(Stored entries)
○ ○ ○ ○ ○ ○ ○
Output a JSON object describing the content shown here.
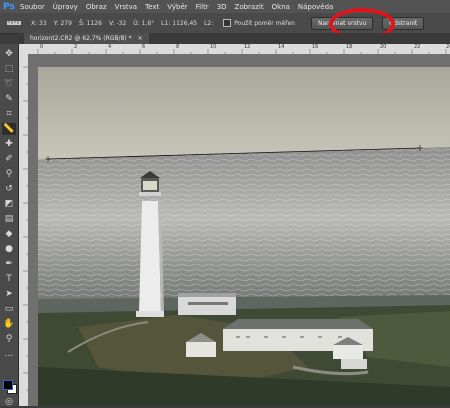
{
  "menu": {
    "logo": "Ps",
    "items": [
      "Soubor",
      "Úpravy",
      "Obraz",
      "Vrstva",
      "Text",
      "Výběr",
      "Filtr",
      "3D",
      "Zobrazit",
      "Okna",
      "Nápověda"
    ]
  },
  "options_bar": {
    "x": "X: 33",
    "y": "Y: 279",
    "w": "Š: 1126",
    "h": "V: -32",
    "angle": "Ú: 1,6°",
    "l1": "L1: 1126,45",
    "l2": "L2:",
    "checkbox_label": "Použít poměr měřen",
    "straighten_button": "Narovnat vrstvu",
    "clear_button": "Odstranit"
  },
  "document_tab": {
    "title": "horizont2.CR2 @ 62,7% (RGB/8) *"
  },
  "ruler": {
    "top_labels": [
      "0",
      "2",
      "4",
      "6",
      "8",
      "10",
      "12",
      "14",
      "16",
      "18",
      "20",
      "22",
      "24"
    ]
  },
  "tools": [
    "move-tool",
    "marquee-tool",
    "lasso-tool",
    "quick-select-tool",
    "crop-tool",
    "ruler-tool",
    "healing-brush-tool",
    "brush-tool",
    "clone-stamp-tool",
    "history-brush-tool",
    "eraser-tool",
    "gradient-tool",
    "blur-tool",
    "dodge-tool",
    "pen-tool",
    "type-tool",
    "path-select-tool",
    "shape-tool",
    "hand-tool",
    "zoom-tool"
  ],
  "colors": {
    "highlight": "#e0141c",
    "foreground": "#000000",
    "background": "#ffffff",
    "accent": "#2a63c9"
  }
}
○ ○ ○ ○ ○ ○ ○
◆ Set exercise ◆
Pictures are to be left out; the records above must be repeated word for word.

◆ Finished task ◆
Output a JSON object describing the content shown here.
{
  "menu": {
    "logo": "Ps",
    "items": [
      "Soubor",
      "Úpravy",
      "Obraz",
      "Vrstva",
      "Text",
      "Výběr",
      "Filtr",
      "3D",
      "Zobrazit",
      "Okna",
      "Nápověda"
    ]
  },
  "options_bar": {
    "x": "X: 33",
    "y": "Y: 279",
    "w": "Š: 1126",
    "h": "V: -32",
    "angle": "Ú: 1,6°",
    "l1": "L1: 1126,45",
    "l2": "L2:",
    "checkbox_label": "Použít poměr měřen",
    "straighten_button": "Narovnat vrstvu",
    "clear_button": "Odstranit"
  },
  "document_tab": {
    "title": "horizont2.CR2 @ 62,7% (RGB/8) *"
  },
  "ruler": {
    "top_labels": [
      "0",
      "2",
      "4",
      "6",
      "8",
      "10",
      "12",
      "14",
      "16",
      "18",
      "20",
      "22",
      "24"
    ]
  },
  "tools": [
    "move-tool",
    "marquee-tool",
    "lasso-tool",
    "quick-select-tool",
    "crop-tool",
    "ruler-tool",
    "healing-brush-tool",
    "brush-tool",
    "clone-stamp-tool",
    "history-brush-tool",
    "eraser-tool",
    "gradient-tool",
    "blur-tool",
    "dodge-tool",
    "pen-tool",
    "type-tool",
    "path-select-tool",
    "shape-tool",
    "hand-tool",
    "zoom-tool"
  ],
  "colors": {
    "highlight": "#e0141c",
    "foreground": "#000000",
    "background": "#ffffff",
    "accent": "#2a63c9"
  }
}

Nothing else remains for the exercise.